-- Begin INPUT MATERIAL --

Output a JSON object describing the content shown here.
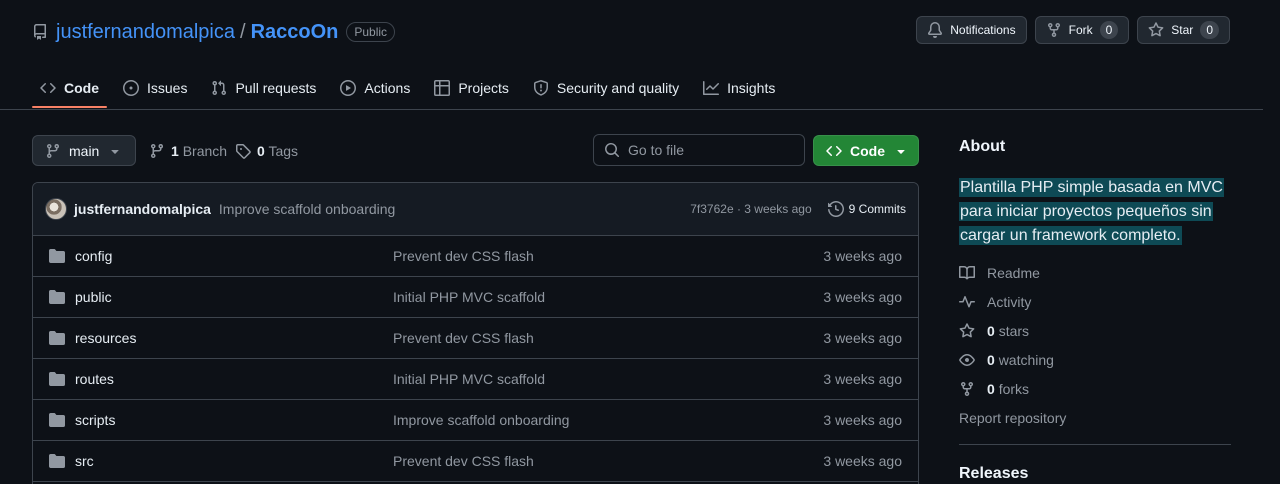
{
  "repo": {
    "owner": "justfernandomalpica",
    "separator": "/",
    "name": "RaccoOn",
    "visibility": "Public"
  },
  "header_actions": {
    "notifications_label": "Notifications",
    "fork_label": "Fork",
    "fork_count": "0",
    "star_label": "Star",
    "star_count": "0"
  },
  "tabs": [
    {
      "label": "Code",
      "icon": "code-icon",
      "active": true
    },
    {
      "label": "Issues",
      "icon": "issue-icon"
    },
    {
      "label": "Pull requests",
      "icon": "pull-request-icon"
    },
    {
      "label": "Actions",
      "icon": "play-icon"
    },
    {
      "label": "Projects",
      "icon": "table-icon"
    },
    {
      "label": "Security and quality",
      "icon": "shield-icon"
    },
    {
      "label": "Insights",
      "icon": "graph-icon"
    }
  ],
  "branch_bar": {
    "branch": "main",
    "branch_count": "1",
    "branch_label": "Branch",
    "tag_count": "0",
    "tag_label": "Tags",
    "goto_placeholder": "Go to file",
    "code_button": "Code"
  },
  "latest_commit": {
    "author": "justfernandomalpica",
    "message": "Improve scaffold onboarding",
    "hash_time": "7f3762e · 3 weeks ago",
    "commits_label": "9 Commits"
  },
  "files": [
    {
      "name": "config",
      "message": "Prevent dev CSS flash",
      "date": "3 weeks ago"
    },
    {
      "name": "public",
      "message": "Initial PHP MVC scaffold",
      "date": "3 weeks ago"
    },
    {
      "name": "resources",
      "message": "Prevent dev CSS flash",
      "date": "3 weeks ago"
    },
    {
      "name": "routes",
      "message": "Initial PHP MVC scaffold",
      "date": "3 weeks ago"
    },
    {
      "name": "scripts",
      "message": "Improve scaffold onboarding",
      "date": "3 weeks ago"
    },
    {
      "name": "src",
      "message": "Prevent dev CSS flash",
      "date": "3 weeks ago"
    }
  ],
  "about": {
    "title": "About",
    "description": "Plantilla PHP simple basada en MVC para iniciar proyectos pequeños sin cargar un framework completo.",
    "readme": "Readme",
    "activity": "Activity",
    "stars_count": "0",
    "stars_label": "stars",
    "watching_count": "0",
    "watching_label": "watching",
    "forks_count": "0",
    "forks_label": "forks",
    "report": "Report repository"
  },
  "releases": {
    "title": "Releases"
  },
  "colors": {
    "background": "#0d1117",
    "link": "#4493f8",
    "accent_underline": "#f78166",
    "code_button": "#238636",
    "description_highlight": "#0e4a55"
  }
}
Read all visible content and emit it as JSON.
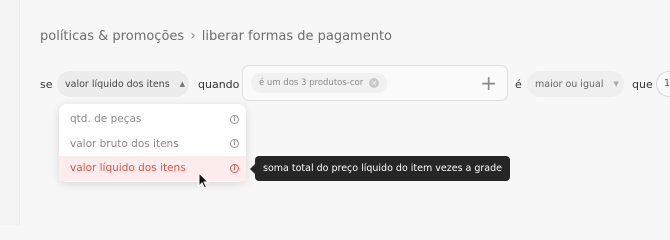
{
  "breadcrumb": {
    "parent": "políticas & promoções",
    "separator": "›",
    "current": "liberar formas de pagamento"
  },
  "rule": {
    "word_se": "se",
    "field_select": {
      "value": "valor líquido dos itens",
      "caret": "▲"
    },
    "word_quando": "quando",
    "products": {
      "tag": "é um dos 3 produtos-cor",
      "tag_close": "×",
      "add": "+"
    },
    "word_e": "é",
    "comparator_select": {
      "value": "maior ou igual",
      "caret": "▼"
    },
    "word_que": "que",
    "number_value": "1"
  },
  "dropdown": {
    "options": [
      {
        "label": "qtd. de peças",
        "info": "i"
      },
      {
        "label": "valor bruto dos itens",
        "info": "i"
      },
      {
        "label": "valor líquido dos itens",
        "info": "i"
      }
    ]
  },
  "tooltip": {
    "text": "soma total do preço líquido do item vezes a grade"
  },
  "colors": {
    "accent": "#e0544e",
    "active_bg": "#fdecec",
    "tooltip_bg": "#262626"
  }
}
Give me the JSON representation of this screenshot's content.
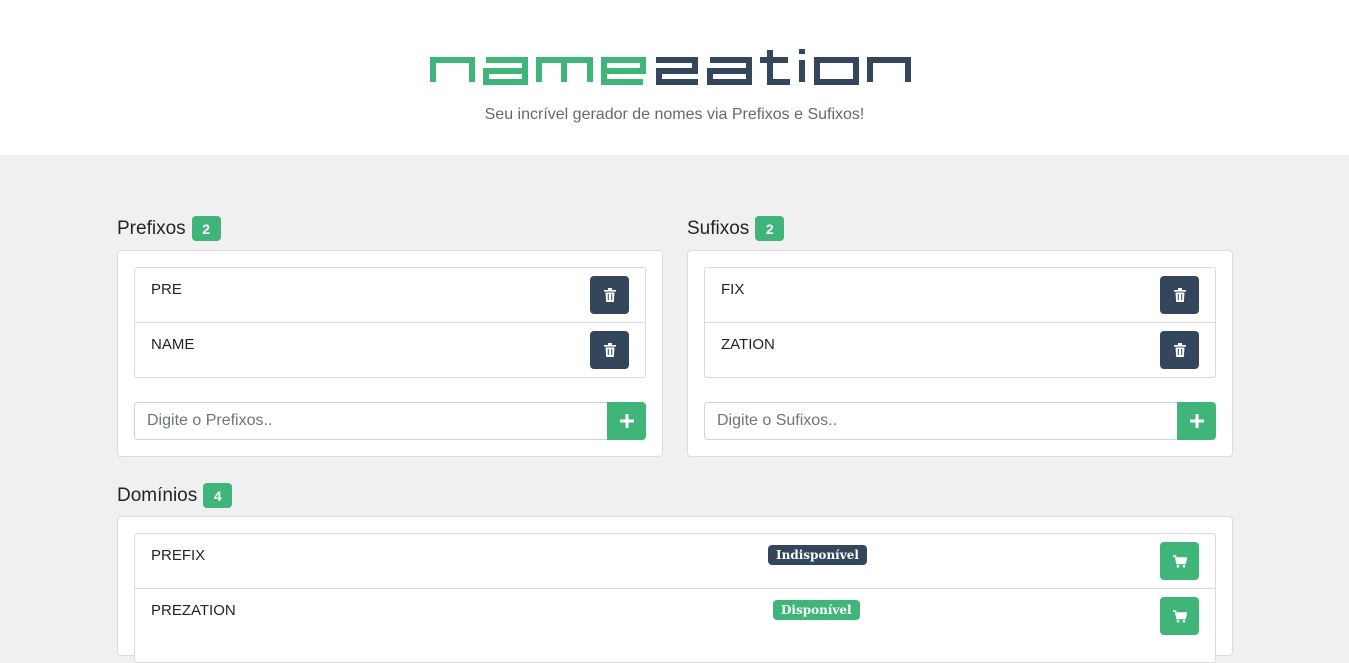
{
  "brand": {
    "logo_text": "namezation",
    "logo_part1": "name",
    "logo_part2": "zation",
    "primary_color": "#3fb57a",
    "dark_color": "#34465c",
    "tagline": "Seu incrível gerador de nomes via Prefixos e Sufixos!"
  },
  "prefixos": {
    "title": "Prefixos",
    "count": "2",
    "items": [
      {
        "label": "PRE",
        "icon": "trash-icon"
      },
      {
        "label": "NAME",
        "icon": "trash-icon"
      }
    ],
    "input_placeholder": "Digite o Prefixos..",
    "add_icon": "plus-icon"
  },
  "sufixos": {
    "title": "Sufixos",
    "count": "2",
    "items": [
      {
        "label": "FIX",
        "icon": "trash-icon"
      },
      {
        "label": "ZATION",
        "icon": "trash-icon"
      }
    ],
    "input_placeholder": "Digite o Sufixos..",
    "add_icon": "plus-icon"
  },
  "dominios": {
    "title": "Domínios",
    "count": "4",
    "items": [
      {
        "label": "PREFIX",
        "status": "Indisponível",
        "available": false,
        "icon": "cart-icon"
      },
      {
        "label": "PREZATION",
        "status": "Disponível",
        "available": true,
        "icon": "cart-icon"
      }
    ]
  }
}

-- End INPUT MATERIAL --

--- WRITTEN REQUEST ---
Which lines hold the word "justfernandomalpica"? Copy every one of them.

--- RESULT OF THE EXERCISE ---
    "owner": "justfernandomalpica",
    "author": "justfernandomalpica",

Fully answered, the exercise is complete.